Exercise prompt> Every line below that mentions the word "skipped" should be copied out.

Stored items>

_ _ _ _

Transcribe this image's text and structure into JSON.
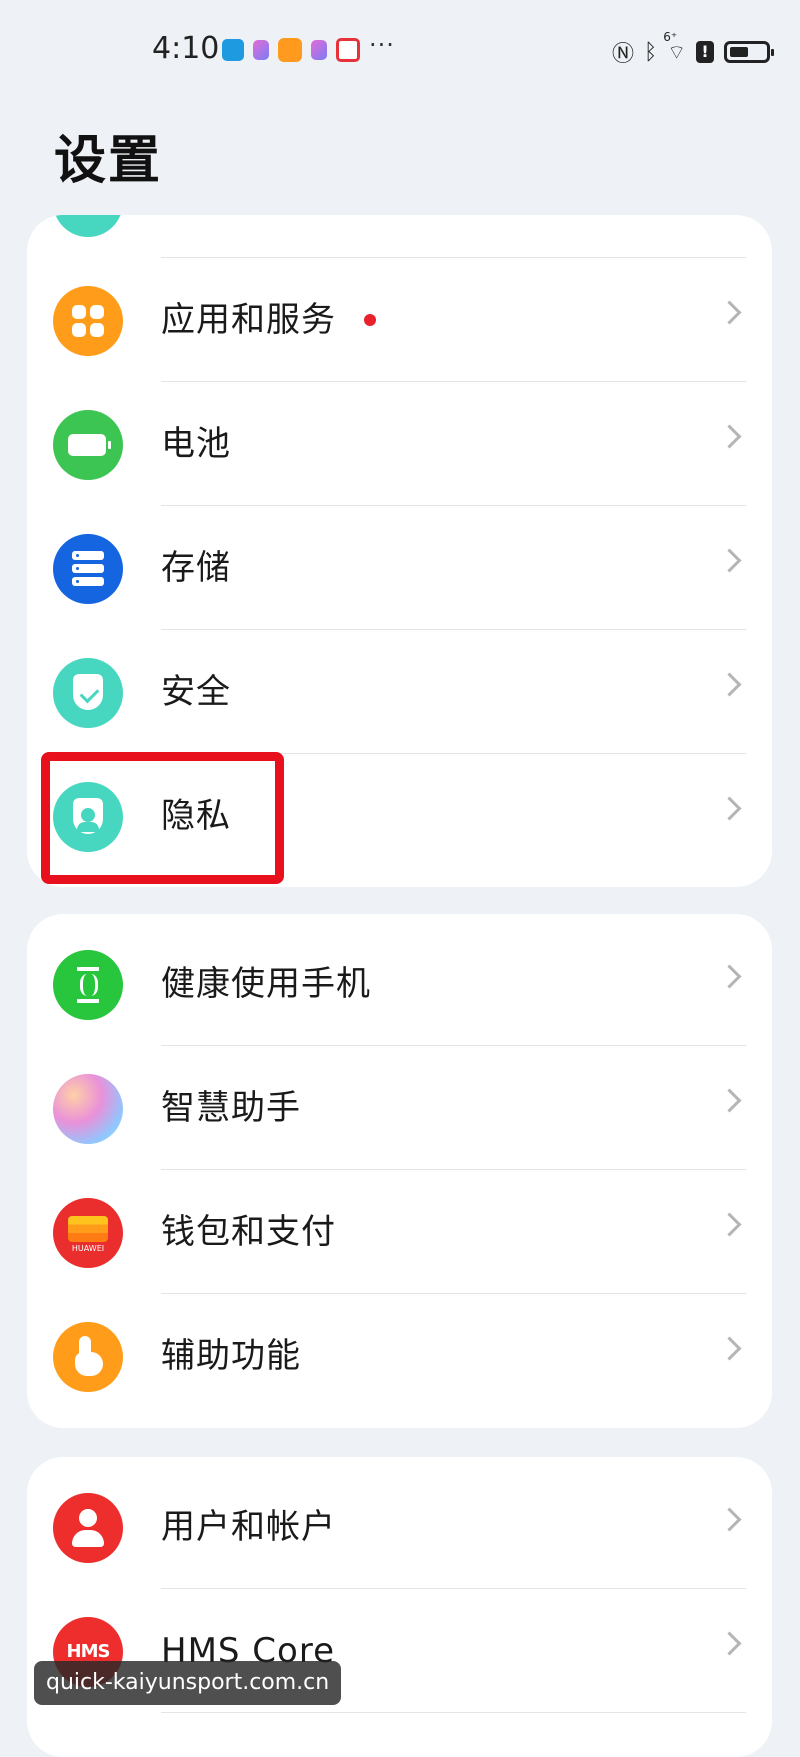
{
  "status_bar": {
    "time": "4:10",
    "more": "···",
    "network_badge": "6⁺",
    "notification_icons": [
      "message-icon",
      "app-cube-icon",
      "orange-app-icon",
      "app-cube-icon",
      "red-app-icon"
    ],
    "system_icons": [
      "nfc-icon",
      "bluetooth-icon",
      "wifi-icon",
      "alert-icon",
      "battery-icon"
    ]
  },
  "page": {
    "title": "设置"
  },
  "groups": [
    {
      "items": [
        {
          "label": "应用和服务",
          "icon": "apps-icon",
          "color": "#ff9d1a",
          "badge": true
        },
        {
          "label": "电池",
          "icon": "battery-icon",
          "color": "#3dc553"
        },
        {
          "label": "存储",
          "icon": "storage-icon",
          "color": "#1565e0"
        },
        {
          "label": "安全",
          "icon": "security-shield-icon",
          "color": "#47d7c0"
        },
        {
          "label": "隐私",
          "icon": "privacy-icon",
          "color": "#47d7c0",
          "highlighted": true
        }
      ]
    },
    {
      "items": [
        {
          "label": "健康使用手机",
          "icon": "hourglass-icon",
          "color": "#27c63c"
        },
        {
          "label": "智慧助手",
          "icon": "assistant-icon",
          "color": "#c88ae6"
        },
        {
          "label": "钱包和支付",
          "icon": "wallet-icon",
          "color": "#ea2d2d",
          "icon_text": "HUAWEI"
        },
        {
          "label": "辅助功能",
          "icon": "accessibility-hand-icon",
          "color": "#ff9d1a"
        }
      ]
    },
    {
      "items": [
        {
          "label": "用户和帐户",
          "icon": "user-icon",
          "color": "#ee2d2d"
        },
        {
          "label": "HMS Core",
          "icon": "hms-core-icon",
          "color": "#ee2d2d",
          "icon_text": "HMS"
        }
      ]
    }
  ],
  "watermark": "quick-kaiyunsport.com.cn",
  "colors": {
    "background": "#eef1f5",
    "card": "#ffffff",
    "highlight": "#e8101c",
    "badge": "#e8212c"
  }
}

_ _ _ _

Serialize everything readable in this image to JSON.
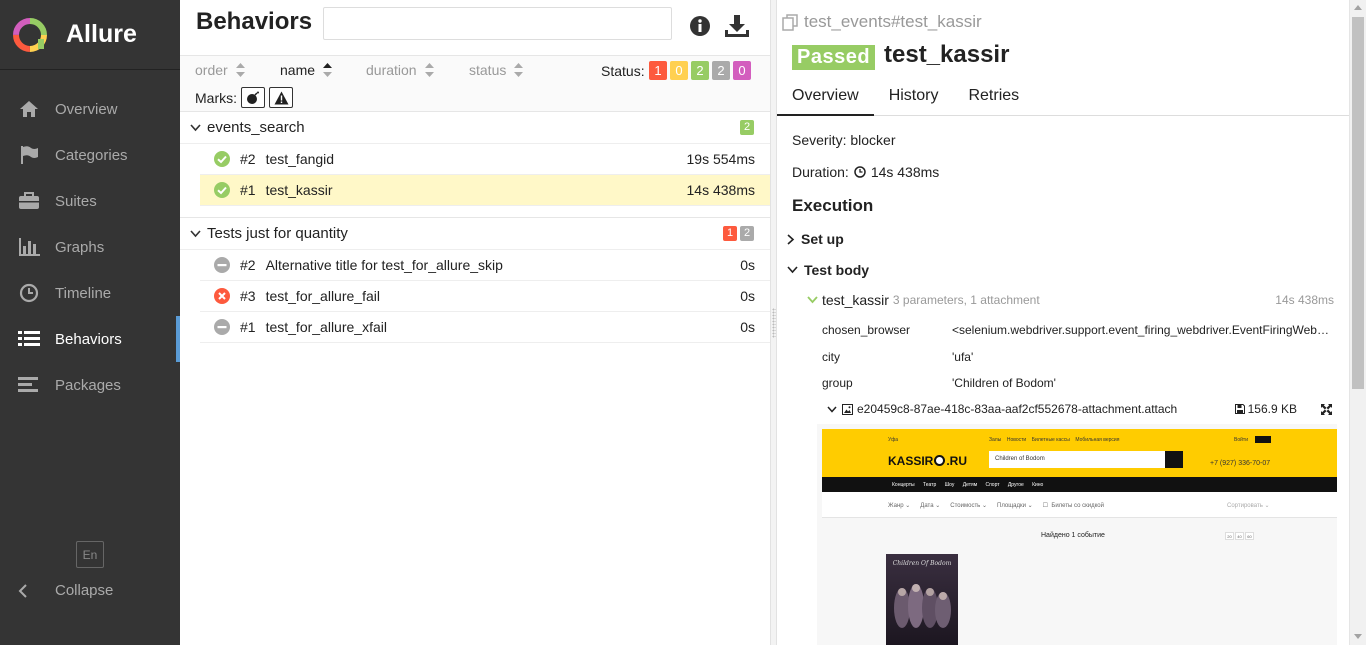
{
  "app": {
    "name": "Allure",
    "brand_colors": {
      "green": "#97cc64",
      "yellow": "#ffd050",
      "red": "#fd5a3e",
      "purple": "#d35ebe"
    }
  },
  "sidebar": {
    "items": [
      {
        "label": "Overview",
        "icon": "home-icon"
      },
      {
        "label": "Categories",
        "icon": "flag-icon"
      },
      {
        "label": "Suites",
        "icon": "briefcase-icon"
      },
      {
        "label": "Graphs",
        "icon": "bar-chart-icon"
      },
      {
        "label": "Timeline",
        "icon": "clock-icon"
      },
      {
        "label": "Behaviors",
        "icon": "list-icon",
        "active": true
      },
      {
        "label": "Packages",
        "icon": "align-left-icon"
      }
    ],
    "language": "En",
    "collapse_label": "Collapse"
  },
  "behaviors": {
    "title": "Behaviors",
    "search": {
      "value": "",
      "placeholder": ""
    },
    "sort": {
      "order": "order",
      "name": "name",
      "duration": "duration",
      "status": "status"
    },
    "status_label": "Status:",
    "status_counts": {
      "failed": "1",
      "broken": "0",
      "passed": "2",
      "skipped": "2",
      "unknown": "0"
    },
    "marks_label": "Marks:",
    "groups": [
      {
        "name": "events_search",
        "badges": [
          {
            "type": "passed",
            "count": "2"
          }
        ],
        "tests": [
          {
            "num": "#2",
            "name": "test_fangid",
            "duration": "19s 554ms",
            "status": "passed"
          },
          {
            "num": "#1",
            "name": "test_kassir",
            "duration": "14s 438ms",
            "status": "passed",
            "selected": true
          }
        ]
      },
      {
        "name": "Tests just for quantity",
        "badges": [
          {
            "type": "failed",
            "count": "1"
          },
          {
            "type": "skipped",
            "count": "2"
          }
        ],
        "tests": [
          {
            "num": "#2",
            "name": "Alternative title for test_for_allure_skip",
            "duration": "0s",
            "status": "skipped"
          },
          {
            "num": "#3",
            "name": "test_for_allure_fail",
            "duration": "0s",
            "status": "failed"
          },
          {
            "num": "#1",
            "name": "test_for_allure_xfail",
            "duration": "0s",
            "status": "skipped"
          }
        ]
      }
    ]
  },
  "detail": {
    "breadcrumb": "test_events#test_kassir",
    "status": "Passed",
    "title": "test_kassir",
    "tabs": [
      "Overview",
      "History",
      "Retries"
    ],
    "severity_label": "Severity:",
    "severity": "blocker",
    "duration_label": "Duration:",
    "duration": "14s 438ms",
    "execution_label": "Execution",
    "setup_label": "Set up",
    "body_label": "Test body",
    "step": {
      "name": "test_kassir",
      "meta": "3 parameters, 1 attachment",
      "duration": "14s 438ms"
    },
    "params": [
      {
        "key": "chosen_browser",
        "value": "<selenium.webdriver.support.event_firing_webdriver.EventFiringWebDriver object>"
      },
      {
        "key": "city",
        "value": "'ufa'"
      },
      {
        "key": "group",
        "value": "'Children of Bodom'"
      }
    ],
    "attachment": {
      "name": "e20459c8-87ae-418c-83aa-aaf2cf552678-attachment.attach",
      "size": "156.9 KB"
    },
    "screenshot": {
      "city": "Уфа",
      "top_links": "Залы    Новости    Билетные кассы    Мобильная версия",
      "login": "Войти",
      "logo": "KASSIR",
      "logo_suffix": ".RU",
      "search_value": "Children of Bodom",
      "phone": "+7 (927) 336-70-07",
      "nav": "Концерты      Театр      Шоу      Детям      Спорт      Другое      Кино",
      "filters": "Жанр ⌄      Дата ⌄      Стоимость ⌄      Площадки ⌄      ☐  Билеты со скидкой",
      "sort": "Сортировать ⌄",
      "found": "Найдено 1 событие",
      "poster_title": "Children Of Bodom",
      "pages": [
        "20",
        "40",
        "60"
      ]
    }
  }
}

_ _ _ _

Exercise answer>
      "skipped": "2",
            "type": "skipped",
            "status": "skipped"
            "status": "skipped"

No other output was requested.